### Collected data entries
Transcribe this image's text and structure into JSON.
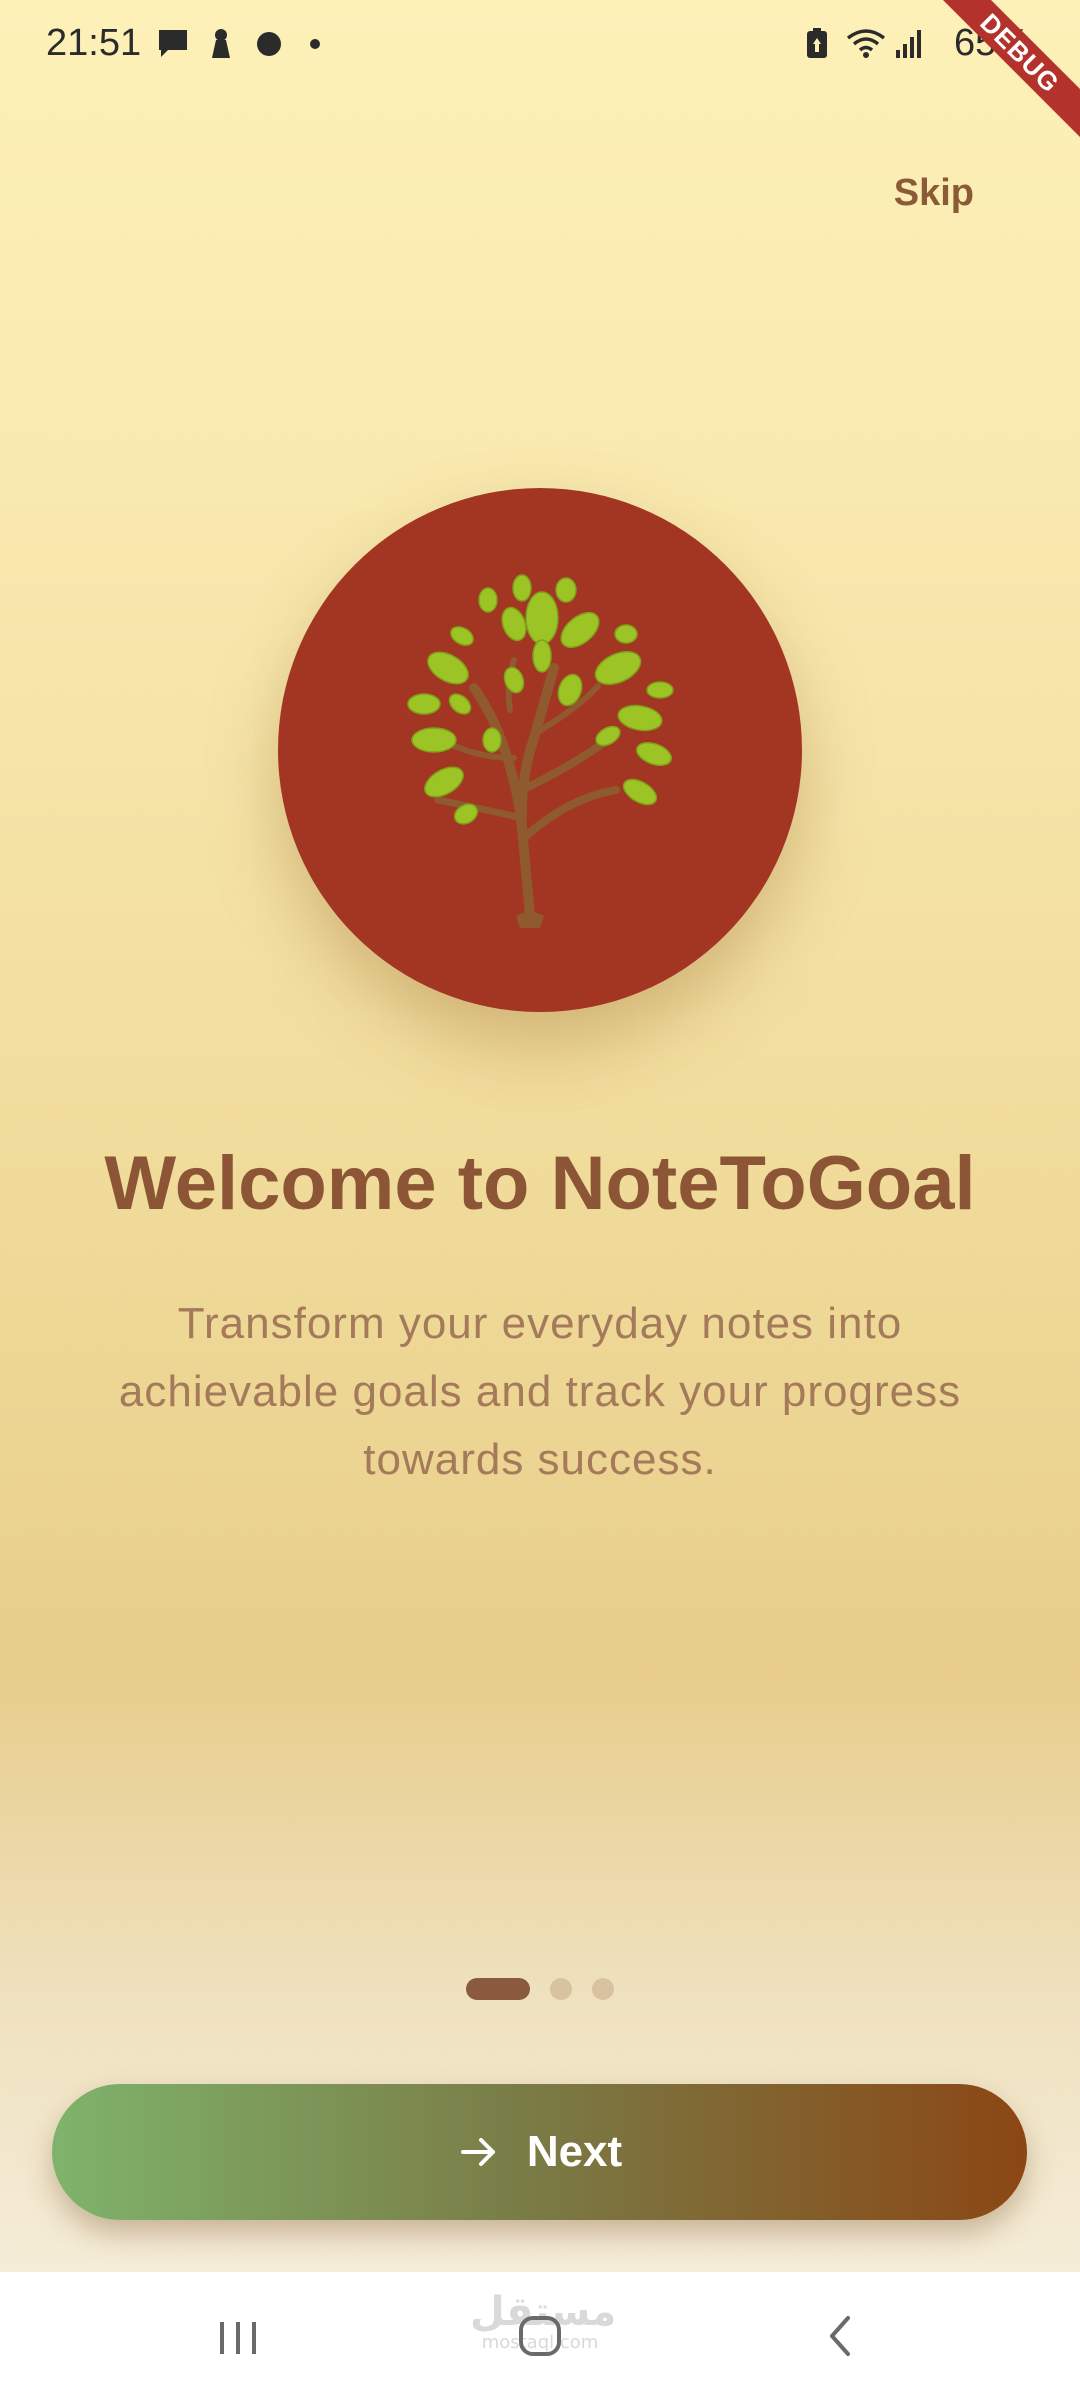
{
  "status_bar": {
    "time": "21:51",
    "battery": "65%",
    "left_icons": [
      "message-icon",
      "keyhole-icon",
      "circle-icon",
      "dot-icon"
    ],
    "right_icons": [
      "battery-saver-icon",
      "wifi-icon",
      "signal-icon",
      "battery-icon"
    ]
  },
  "debug_banner": {
    "label": "DEBUG"
  },
  "header": {
    "skip_label": "Skip"
  },
  "onboarding": {
    "logo_icon": "tree-icon",
    "title": "Welcome to NoteToGoal",
    "description": "Transform your everyday notes into achievable goals and track your progress towards success.",
    "current_page": 1,
    "total_pages": 3
  },
  "next_button": {
    "label": "Next",
    "icon": "arrow-right-icon"
  },
  "nav_bar": {
    "items": [
      "recents-icon",
      "home-icon",
      "back-icon"
    ]
  },
  "watermark": {
    "arabic": "مستقل",
    "latin": "mostaql.com"
  },
  "colors": {
    "accent_brown": "#8C5636",
    "logo_red": "#A33623",
    "leaf_green": "#9DC425",
    "button_start": "#7FB36C",
    "button_end": "#8B4714"
  }
}
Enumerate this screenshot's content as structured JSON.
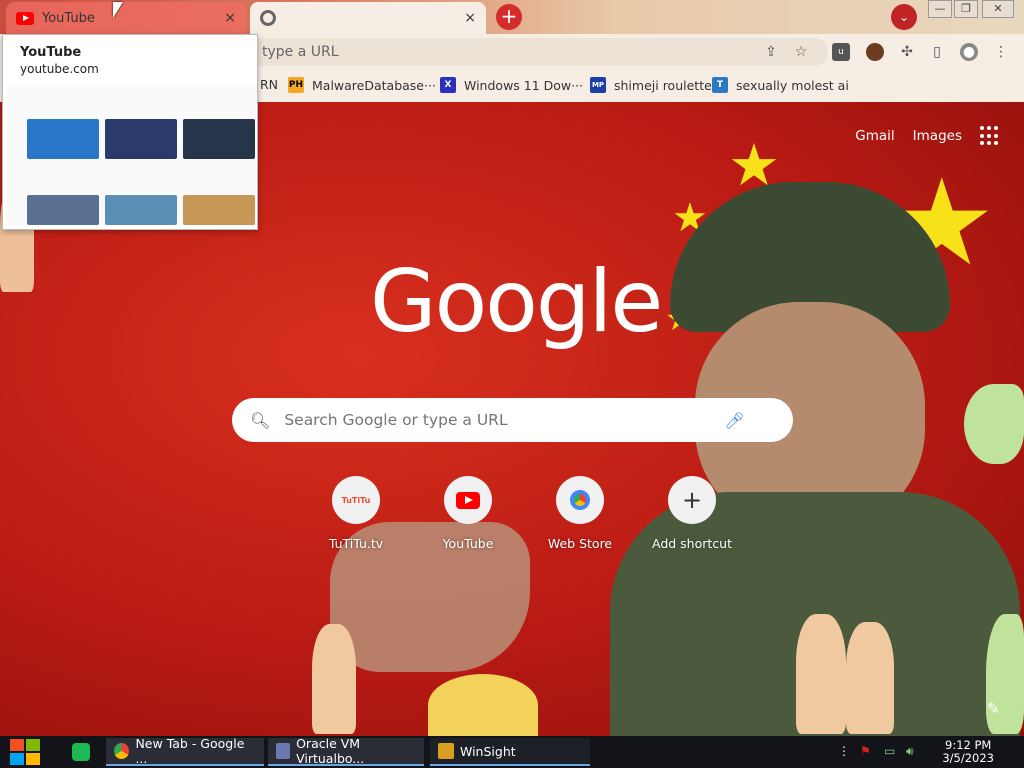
{
  "tabs": [
    {
      "label": "YouTube",
      "close": "×"
    },
    {
      "label": "",
      "close": "×"
    }
  ],
  "new_tab_symbol": "+",
  "tab_search_symbol": "⌄",
  "window_controls": {
    "minimize": "—",
    "restore": "❐",
    "close": "✕"
  },
  "omnibox": {
    "value": "Search Google or type a URL",
    "visible_text": "type a URL"
  },
  "toolbar_icons": [
    "share-icon",
    "star-icon",
    "ublock-icon",
    "profile-avatar-icon",
    "extensions-icon",
    "sidepanel-icon",
    "account-icon",
    "menu-icon"
  ],
  "bookmarks": [
    {
      "label": "RN",
      "icon": ""
    },
    {
      "label": "MalwareDatabase···",
      "icon": "PH",
      "color": "#f5a623"
    },
    {
      "label": "Windows 11 Dow···",
      "icon": "X",
      "color": "#2b2fbf"
    },
    {
      "label": "shimeji roulette",
      "icon": "MP",
      "color": "#1a3fa8"
    },
    {
      "label": "sexually molest ai",
      "icon": "T",
      "color": "#2a7ac2"
    }
  ],
  "hovercard": {
    "title": "YouTube",
    "url": "youtube.com"
  },
  "ntp": {
    "top_links": [
      "Gmail",
      "Images"
    ],
    "logo": "Google",
    "search_placeholder": "Search Google or type a URL",
    "shortcuts": [
      {
        "label": "TuTiTu.tv",
        "icon_text": "TuTiTu"
      },
      {
        "label": "YouTube",
        "icon_text": ""
      },
      {
        "label": "Web Store",
        "icon_text": ""
      },
      {
        "label": "Add shortcut",
        "icon_text": "+"
      }
    ],
    "edit_symbol": "✎"
  },
  "taskbar": {
    "tasks": [
      "New Tab - Google ...",
      "Oracle VM Virtualbo...",
      "WinSight"
    ],
    "clock_time": "9:12 PM",
    "clock_date": "3/5/2023"
  },
  "colors": {
    "accent": "#d42b2b",
    "background_red": "#c0201a",
    "taskbar": "#12141a"
  }
}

### What is asked
Verbatim reproduction of every record is required; images are left out.

### Worked answer
Transcribe this image's text and structure into JSON.
{
  "status_bar": {
    "time": "21:51",
    "battery": "65%",
    "left_icons": [
      "message-icon",
      "keyhole-icon",
      "circle-icon",
      "dot-icon"
    ],
    "right_icons": [
      "battery-saver-icon",
      "wifi-icon",
      "signal-icon",
      "battery-icon"
    ]
  },
  "debug_banner": {
    "label": "DEBUG"
  },
  "header": {
    "skip_label": "Skip"
  },
  "onboarding": {
    "logo_icon": "tree-icon",
    "title": "Welcome to NoteToGoal",
    "description": "Transform your everyday notes into achievable goals and track your progress towards success.",
    "current_page": 1,
    "total_pages": 3
  },
  "next_button": {
    "label": "Next",
    "icon": "arrow-right-icon"
  },
  "nav_bar": {
    "items": [
      "recents-icon",
      "home-icon",
      "back-icon"
    ]
  },
  "watermark": {
    "arabic": "مستقل",
    "latin": "mostaql.com"
  },
  "colors": {
    "accent_brown": "#8C5636",
    "logo_red": "#A33623",
    "leaf_green": "#9DC425",
    "button_start": "#7FB36C",
    "button_end": "#8B4714"
  }
}
Enumerate this screenshot's content as structured JSON.
{
  "tabs": [
    {
      "label": "YouTube",
      "close": "×"
    },
    {
      "label": "",
      "close": "×"
    }
  ],
  "new_tab_symbol": "+",
  "tab_search_symbol": "⌄",
  "window_controls": {
    "minimize": "—",
    "restore": "❐",
    "close": "✕"
  },
  "omnibox": {
    "value": "Search Google or type a URL",
    "visible_text": "type a URL"
  },
  "toolbar_icons": [
    "share-icon",
    "star-icon",
    "ublock-icon",
    "profile-avatar-icon",
    "extensions-icon",
    "sidepanel-icon",
    "account-icon",
    "menu-icon"
  ],
  "bookmarks": [
    {
      "label": "RN",
      "icon": ""
    },
    {
      "label": "MalwareDatabase···",
      "icon": "PH",
      "color": "#f5a623"
    },
    {
      "label": "Windows 11 Dow···",
      "icon": "X",
      "color": "#2b2fbf"
    },
    {
      "label": "shimeji roulette",
      "icon": "MP",
      "color": "#1a3fa8"
    },
    {
      "label": "sexually molest ai",
      "icon": "T",
      "color": "#2a7ac2"
    }
  ],
  "hovercard": {
    "title": "YouTube",
    "url": "youtube.com"
  },
  "ntp": {
    "top_links": [
      "Gmail",
      "Images"
    ],
    "logo": "Google",
    "search_placeholder": "Search Google or type a URL",
    "shortcuts": [
      {
        "label": "TuTiTu.tv",
        "icon_text": "TuTiTu"
      },
      {
        "label": "YouTube",
        "icon_text": ""
      },
      {
        "label": "Web Store",
        "icon_text": ""
      },
      {
        "label": "Add shortcut",
        "icon_text": "+"
      }
    ],
    "edit_symbol": "✎"
  },
  "taskbar": {
    "tasks": [
      "New Tab - Google ...",
      "Oracle VM Virtualbo...",
      "WinSight"
    ],
    "clock_time": "9:12 PM",
    "clock_date": "3/5/2023"
  },
  "colors": {
    "accent": "#d42b2b",
    "background_red": "#c0201a",
    "taskbar": "#12141a"
  }
}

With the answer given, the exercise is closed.